=== SOURCE DATA ===
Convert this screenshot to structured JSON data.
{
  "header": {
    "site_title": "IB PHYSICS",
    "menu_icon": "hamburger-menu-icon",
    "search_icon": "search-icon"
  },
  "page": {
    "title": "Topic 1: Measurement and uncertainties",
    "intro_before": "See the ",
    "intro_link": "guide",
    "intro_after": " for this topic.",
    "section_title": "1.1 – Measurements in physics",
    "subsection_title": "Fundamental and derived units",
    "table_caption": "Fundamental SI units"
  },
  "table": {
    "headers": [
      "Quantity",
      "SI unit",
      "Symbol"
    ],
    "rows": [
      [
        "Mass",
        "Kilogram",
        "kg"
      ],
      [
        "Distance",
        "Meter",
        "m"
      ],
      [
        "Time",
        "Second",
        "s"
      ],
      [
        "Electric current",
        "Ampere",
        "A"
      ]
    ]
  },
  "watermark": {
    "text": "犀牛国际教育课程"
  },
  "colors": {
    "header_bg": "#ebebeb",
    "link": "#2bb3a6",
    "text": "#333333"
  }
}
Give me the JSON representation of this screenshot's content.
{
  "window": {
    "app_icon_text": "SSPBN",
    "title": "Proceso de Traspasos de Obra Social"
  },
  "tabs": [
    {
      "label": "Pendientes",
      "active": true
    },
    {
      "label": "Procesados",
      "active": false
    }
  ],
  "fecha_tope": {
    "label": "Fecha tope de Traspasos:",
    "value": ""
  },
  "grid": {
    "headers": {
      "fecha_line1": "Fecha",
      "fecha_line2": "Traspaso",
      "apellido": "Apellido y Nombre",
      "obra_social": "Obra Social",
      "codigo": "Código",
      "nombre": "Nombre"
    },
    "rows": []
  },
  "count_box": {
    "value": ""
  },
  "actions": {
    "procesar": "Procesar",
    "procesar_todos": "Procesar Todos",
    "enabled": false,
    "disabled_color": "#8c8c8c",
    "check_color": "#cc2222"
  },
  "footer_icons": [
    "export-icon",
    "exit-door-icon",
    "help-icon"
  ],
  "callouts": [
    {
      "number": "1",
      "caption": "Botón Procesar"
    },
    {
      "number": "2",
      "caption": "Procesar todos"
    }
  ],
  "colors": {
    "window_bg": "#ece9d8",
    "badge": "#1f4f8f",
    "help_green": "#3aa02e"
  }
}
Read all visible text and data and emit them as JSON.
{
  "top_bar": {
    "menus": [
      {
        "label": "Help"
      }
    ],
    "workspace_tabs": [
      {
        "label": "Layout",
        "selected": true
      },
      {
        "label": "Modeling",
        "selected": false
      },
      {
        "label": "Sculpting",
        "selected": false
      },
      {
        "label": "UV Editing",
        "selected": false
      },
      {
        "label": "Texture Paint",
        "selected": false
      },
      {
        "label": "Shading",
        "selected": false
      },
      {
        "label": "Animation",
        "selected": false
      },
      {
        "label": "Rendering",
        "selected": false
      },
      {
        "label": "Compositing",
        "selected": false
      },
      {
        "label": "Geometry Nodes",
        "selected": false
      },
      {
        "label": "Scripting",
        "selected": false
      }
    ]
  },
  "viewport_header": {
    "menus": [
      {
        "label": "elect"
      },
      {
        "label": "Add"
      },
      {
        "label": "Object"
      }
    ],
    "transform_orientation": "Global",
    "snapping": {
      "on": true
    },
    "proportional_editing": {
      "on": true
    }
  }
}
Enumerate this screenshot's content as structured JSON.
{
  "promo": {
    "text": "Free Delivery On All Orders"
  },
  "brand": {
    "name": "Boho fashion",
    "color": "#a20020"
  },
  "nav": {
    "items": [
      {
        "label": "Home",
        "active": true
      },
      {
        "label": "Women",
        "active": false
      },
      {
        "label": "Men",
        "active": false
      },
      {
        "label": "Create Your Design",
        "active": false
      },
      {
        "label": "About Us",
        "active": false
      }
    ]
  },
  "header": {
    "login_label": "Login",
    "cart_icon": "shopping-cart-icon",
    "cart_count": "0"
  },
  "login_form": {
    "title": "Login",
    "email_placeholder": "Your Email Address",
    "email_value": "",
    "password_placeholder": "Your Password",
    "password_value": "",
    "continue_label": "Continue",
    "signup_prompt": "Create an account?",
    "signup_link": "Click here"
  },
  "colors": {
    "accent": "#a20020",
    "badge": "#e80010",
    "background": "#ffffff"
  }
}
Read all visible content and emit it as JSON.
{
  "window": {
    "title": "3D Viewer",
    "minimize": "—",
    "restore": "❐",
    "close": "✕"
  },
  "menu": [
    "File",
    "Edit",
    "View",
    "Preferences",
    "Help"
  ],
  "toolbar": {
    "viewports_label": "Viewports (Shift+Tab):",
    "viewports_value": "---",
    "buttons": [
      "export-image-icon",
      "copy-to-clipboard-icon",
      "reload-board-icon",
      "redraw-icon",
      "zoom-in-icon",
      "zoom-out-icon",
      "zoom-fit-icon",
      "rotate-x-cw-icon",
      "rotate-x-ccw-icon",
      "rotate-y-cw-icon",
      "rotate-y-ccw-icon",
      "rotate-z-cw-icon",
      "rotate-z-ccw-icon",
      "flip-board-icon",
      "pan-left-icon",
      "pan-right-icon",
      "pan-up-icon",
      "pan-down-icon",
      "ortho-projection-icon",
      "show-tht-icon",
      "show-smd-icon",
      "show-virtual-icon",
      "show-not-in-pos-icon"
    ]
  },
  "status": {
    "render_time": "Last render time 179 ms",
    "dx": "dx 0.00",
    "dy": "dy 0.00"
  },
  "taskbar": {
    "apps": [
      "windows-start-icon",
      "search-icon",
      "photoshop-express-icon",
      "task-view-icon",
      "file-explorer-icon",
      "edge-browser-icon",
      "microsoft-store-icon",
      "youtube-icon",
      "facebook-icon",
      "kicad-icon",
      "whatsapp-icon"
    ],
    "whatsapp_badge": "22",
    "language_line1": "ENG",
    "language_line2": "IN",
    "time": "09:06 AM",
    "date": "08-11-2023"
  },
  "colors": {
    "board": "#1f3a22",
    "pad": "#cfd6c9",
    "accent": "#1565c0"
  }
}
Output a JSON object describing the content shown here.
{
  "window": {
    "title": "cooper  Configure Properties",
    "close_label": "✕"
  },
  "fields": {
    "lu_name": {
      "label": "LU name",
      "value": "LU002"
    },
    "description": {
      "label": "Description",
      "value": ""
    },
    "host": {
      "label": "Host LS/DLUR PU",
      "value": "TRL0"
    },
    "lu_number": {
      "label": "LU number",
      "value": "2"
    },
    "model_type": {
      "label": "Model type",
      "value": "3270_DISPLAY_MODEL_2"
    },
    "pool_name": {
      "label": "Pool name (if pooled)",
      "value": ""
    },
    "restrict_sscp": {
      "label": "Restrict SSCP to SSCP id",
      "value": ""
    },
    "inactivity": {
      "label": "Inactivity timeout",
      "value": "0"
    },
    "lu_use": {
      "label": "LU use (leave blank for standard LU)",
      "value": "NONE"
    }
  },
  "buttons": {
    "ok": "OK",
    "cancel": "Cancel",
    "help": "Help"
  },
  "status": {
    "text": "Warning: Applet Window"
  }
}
===
AIM OF THE TASK: Across the entries, how many lines contain "Your"? Reply with the number only.

OUTPUT FOR THIS EXERCISE: 3